→ Direction
Give the rows again, starting at the line that contains "station-box — [405, 26, 449, 50]" and ending at the line that contains "station: 12.3 — [167, 141, 211, 165]". Swap "station-reading" for "reading-label" and leave everything else unchanged.
^^^^
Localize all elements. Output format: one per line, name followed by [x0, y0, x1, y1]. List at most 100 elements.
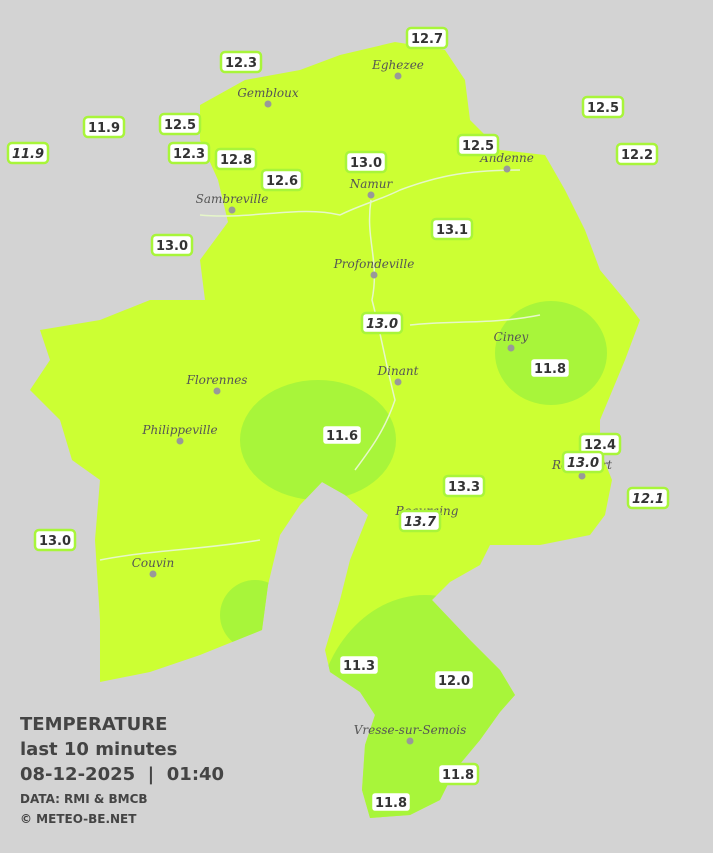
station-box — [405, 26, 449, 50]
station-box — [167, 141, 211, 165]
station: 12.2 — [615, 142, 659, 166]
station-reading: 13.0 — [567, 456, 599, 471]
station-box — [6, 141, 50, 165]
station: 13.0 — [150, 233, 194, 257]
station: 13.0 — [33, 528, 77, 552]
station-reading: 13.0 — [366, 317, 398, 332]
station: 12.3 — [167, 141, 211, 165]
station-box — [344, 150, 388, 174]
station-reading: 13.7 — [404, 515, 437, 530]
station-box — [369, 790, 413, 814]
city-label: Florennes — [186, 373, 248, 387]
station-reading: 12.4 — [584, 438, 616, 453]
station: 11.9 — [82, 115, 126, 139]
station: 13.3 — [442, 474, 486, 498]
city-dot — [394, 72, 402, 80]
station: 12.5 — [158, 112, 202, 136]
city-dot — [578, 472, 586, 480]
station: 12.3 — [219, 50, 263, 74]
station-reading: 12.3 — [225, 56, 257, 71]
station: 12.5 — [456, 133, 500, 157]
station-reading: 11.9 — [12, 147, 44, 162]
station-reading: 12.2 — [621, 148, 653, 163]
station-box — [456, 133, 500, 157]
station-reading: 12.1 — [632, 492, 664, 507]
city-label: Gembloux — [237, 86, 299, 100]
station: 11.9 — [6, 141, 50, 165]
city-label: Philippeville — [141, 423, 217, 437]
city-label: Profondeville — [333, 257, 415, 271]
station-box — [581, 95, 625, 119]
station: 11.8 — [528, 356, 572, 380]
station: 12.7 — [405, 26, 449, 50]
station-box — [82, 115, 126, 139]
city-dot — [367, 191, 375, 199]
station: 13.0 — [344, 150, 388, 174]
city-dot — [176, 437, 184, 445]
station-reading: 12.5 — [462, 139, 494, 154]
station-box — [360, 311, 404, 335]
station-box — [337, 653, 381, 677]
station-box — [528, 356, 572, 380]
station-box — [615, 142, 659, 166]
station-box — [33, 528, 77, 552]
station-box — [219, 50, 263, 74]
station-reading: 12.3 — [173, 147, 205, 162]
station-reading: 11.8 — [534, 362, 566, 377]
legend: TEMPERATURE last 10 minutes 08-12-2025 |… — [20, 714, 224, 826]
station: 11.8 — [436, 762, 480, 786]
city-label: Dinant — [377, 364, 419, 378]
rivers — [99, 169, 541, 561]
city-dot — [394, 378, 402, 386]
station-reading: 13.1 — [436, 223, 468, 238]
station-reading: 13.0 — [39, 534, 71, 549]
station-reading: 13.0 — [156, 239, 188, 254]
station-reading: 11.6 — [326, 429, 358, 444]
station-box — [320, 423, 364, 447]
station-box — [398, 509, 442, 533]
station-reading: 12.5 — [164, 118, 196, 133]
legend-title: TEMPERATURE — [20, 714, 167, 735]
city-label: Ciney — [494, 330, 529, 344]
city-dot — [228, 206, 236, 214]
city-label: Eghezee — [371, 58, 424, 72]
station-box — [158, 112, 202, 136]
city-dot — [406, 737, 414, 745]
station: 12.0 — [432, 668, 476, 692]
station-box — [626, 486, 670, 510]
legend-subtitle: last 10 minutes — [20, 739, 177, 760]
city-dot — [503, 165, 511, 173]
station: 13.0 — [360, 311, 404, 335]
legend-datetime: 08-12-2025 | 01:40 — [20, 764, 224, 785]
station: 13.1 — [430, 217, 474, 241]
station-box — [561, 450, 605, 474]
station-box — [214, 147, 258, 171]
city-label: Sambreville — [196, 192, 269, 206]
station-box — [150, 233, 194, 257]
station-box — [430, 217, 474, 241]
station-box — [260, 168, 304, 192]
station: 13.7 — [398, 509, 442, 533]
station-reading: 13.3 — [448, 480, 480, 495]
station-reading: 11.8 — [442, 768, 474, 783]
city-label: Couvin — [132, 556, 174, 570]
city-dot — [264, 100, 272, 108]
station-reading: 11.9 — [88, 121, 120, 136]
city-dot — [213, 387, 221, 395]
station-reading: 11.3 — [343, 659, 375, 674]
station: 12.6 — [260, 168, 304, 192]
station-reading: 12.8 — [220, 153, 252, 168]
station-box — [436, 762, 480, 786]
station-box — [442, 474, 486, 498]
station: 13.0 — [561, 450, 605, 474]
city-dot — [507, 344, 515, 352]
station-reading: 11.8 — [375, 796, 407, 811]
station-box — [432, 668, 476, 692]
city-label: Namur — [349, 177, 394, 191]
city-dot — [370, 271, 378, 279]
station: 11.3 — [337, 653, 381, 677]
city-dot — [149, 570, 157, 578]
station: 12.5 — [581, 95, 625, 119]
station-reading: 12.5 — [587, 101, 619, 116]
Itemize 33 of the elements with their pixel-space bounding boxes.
^^^^
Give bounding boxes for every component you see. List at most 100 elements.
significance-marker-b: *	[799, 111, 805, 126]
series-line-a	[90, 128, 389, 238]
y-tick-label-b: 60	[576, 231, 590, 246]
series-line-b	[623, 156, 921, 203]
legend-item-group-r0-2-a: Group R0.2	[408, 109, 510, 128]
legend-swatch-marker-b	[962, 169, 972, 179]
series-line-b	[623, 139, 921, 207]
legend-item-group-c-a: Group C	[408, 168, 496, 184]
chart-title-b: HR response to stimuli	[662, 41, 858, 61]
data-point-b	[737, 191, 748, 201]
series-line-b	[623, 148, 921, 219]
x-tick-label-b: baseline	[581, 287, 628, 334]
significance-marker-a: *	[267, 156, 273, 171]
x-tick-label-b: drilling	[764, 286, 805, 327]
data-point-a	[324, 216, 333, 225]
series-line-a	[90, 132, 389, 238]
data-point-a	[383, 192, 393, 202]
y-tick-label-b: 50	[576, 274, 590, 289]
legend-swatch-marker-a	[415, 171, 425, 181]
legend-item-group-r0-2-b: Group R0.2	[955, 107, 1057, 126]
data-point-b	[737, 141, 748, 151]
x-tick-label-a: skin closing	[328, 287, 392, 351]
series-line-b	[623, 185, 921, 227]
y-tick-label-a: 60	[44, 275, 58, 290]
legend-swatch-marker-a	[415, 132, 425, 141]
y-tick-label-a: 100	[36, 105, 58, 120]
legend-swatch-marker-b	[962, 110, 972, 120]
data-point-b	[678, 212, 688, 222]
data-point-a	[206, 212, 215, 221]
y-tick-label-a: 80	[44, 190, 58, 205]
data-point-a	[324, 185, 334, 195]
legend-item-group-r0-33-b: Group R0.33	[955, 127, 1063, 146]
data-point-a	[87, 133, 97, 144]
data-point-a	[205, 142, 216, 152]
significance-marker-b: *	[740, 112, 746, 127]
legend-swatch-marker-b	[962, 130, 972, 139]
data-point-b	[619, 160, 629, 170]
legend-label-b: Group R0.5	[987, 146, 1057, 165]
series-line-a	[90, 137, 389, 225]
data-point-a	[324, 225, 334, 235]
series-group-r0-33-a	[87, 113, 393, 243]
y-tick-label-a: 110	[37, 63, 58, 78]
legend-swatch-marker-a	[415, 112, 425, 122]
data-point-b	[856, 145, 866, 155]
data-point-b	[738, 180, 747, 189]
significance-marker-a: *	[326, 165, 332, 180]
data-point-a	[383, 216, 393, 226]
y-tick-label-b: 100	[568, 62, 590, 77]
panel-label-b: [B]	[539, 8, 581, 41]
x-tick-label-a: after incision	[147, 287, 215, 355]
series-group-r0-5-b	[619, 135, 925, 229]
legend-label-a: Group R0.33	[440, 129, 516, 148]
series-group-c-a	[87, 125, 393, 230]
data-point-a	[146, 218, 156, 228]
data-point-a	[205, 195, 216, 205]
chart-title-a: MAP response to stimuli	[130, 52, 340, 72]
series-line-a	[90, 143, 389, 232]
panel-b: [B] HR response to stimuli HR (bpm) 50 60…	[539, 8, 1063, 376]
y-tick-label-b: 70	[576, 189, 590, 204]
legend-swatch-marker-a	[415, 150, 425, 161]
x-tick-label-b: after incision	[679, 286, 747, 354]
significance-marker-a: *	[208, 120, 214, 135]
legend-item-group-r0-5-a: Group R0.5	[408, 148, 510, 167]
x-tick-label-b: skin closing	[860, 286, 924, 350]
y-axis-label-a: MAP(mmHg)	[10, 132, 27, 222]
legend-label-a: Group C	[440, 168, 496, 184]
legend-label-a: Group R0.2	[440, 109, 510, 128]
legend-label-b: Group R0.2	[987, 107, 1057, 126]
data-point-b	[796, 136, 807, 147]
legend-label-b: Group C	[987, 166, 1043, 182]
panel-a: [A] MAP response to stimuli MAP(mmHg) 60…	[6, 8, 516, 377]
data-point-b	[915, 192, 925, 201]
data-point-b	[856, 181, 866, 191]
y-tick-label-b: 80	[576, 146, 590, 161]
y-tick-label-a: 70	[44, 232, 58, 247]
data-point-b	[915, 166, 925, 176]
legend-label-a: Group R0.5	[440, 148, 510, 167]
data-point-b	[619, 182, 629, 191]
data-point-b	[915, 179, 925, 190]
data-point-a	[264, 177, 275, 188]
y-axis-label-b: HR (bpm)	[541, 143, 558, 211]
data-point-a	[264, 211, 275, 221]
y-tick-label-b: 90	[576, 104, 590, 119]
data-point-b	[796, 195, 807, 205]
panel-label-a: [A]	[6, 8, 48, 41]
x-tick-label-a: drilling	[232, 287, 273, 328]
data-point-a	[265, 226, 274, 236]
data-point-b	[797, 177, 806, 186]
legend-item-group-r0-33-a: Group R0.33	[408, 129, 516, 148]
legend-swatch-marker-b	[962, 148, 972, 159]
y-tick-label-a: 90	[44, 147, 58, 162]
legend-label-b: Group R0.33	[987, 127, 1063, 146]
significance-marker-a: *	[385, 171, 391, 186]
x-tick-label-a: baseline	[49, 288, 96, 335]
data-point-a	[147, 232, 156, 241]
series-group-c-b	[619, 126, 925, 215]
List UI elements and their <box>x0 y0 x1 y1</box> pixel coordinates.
^^^^
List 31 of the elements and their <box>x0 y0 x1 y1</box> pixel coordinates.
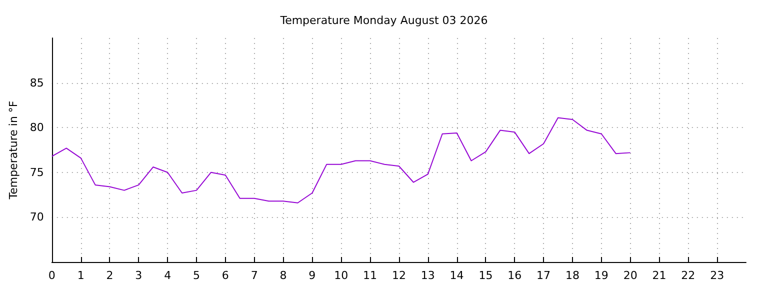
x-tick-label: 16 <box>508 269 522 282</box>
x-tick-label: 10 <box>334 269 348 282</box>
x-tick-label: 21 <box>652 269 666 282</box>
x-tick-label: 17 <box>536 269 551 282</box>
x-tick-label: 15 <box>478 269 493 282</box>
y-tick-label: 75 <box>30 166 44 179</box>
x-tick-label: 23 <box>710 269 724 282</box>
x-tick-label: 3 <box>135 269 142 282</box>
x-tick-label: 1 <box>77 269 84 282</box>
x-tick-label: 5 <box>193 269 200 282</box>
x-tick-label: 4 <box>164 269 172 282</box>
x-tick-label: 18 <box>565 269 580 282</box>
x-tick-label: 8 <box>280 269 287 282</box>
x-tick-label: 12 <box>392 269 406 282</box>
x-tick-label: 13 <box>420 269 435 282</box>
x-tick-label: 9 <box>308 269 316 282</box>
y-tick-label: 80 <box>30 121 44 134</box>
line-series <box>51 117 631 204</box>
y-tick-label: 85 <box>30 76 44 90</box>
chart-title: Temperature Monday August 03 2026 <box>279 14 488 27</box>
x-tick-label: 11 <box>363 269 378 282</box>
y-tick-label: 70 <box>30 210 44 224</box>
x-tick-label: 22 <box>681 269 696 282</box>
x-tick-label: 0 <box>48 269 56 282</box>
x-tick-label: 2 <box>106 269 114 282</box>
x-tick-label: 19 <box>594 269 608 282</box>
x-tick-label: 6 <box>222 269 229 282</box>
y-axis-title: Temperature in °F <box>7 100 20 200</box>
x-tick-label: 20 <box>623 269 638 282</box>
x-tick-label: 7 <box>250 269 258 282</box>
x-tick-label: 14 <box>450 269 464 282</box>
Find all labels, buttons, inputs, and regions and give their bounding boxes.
^^^^
→ Problem solution
station-box — [405, 26, 449, 50]
station-box — [167, 141, 211, 165]
station: 12.2 — [615, 142, 659, 166]
reading-label: 13.0 — [567, 456, 599, 471]
station-box — [6, 141, 50, 165]
station: 13.0 — [150, 233, 194, 257]
station: 13.0 — [33, 528, 77, 552]
reading-label: 13.0 — [366, 317, 398, 332]
station: 12.3 — [167, 141, 211, 165]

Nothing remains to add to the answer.